Gli anni Novanta del 1800 segnano un momento di crescita per l’impresa, che amplia la produzione fino a comprendere, prima, tessuti tinti e candeggiati, poi velluti. Arrivano gli anni Cinquanta del Novecento con le grandi collaborazioni con gli stilisti dell’alta moda, benché i Legler non producessero abiti, ma solo tessuti, con la partecipazione alle sfilate di Giovanni Battista Giorgini, padre del made in Italy, che per primo organizzò una sfilata di alta moda italiana a Palazzo Pitti, a Firenze.

Dopo la conversione al denim, che fino a quel momento è produzione esclusiva di fornitori americani, a metà degli anni Settanta l’azienda detiene il 25% della produzione europea ed è interlocutore privilegiato di aziende, quali Carrera, Fiorucci, Benetton. E proprio per produrre il tessuto dei blue-jeans, la Legler acquista Crespi d’Adda, con cui condivide anche un capitolo della storia operaia dei primi anni del Ventesimo secolo: la famiglia Legler dispone la costruzione del primo nucleo di case operaie, l’apertura della scuola svizzera di Ponte San Pietro e, nel 1901, incentiva la nascita della Cooperativa di consumo omonima, diventando presto un punto di riferimento sul piano cooperativistico nazionale.

Alla fine degli anni Ottanta, dopo i primi segnali di crisi, la decisione di cedere l’azienda al gruppo Polli. Dal 1995 la famiglia Legler esce definitivamente dall’impresa.

Un archivio parlante.

Quella del Cotonificio Legler è una storia che attraversa due secoli, e lo fa parlando di costume, moda, società, lavoro. Una storia che rischiava di rimanere chiusa nei cassetti, se la Fondazione Legler per la Storia Economica e Sociale di Bergamo non avesse deciso di trasformare un archivio in una testimonianza parlante, come spiega Lavinia Parziale, Responsabile Archivi e coordinatrice di tutti i progetti della Fondazione, che spiega il progetto di restauro e conservazione dell’archivio storico di prodotto (cioè di campioni di tessuto) del Cotonificio Legler di Ponte San Pietro: “Il problema degli archivi è quello di pensare che siano morti. In realtà sono vivi e devono essere conosciuti e accessibili. Devono essere ‘comunicati’ e, soprattutto, devono essere restituiti alla comunità, perché raccontano la storia di un’impresa che è stata importante per il territorio, anche se ora non c’è più, e che ha contribuito alla crescita dell’identità locale”.

***

(CONSEGNA SCRITTA A)
Ricopia dal testo sul Cotonificio Legler il passo che comincia con le parole "Alla fine degli" e termina dopo "Un archivio parlante.".
(CONSEGNA SCRITTA B)
Quali aziende indica il testo sul Cotonificio Legler come realtà di cui l'impresa era interlocutore privilegiato a metà degli anni Settanta?
(CONSEGNA SCRITTA C)
Secondo il testo sul Cotonificio Legler, quale quota della produzione europea di denim deteneva l'azienda a metà degli anni Settanta?

***

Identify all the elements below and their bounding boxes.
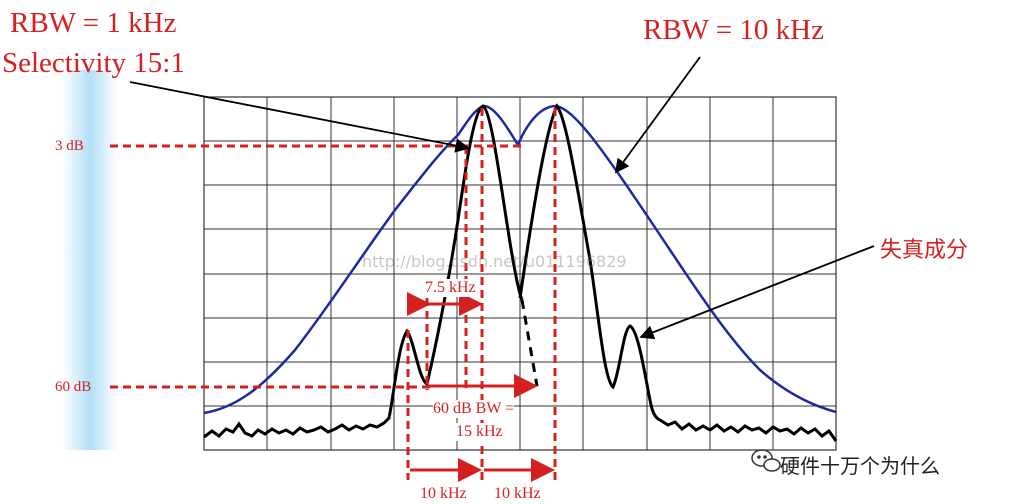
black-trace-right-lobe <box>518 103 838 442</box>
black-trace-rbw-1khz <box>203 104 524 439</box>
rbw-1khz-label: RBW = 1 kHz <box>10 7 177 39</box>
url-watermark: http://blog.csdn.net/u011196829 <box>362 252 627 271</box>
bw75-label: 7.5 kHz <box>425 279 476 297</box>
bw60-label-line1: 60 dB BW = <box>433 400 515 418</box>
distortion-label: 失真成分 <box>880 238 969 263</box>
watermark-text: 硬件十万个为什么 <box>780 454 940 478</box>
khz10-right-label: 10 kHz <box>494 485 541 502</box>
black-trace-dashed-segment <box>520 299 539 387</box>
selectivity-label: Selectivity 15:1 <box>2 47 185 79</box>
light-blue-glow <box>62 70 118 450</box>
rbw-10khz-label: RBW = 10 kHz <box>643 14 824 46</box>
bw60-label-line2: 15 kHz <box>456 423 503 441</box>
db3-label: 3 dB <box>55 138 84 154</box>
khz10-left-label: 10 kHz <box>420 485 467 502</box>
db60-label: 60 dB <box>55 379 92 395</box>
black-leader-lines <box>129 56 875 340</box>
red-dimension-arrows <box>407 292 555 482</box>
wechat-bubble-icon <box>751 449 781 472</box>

***

(RISPOSTA A)
Alla fine degli anni Ottanta, dopo i primi segnali di crisi, la decisione di cedere l’azienda al gruppo Polli. Dal 1995 la famiglia Legler esce definitivamente dall’impresa.

Un archivio parlante.

(RISPOSTA B)
Carrera, Fiorucci, Benetton

(RISPOSTA C)
Il 25%.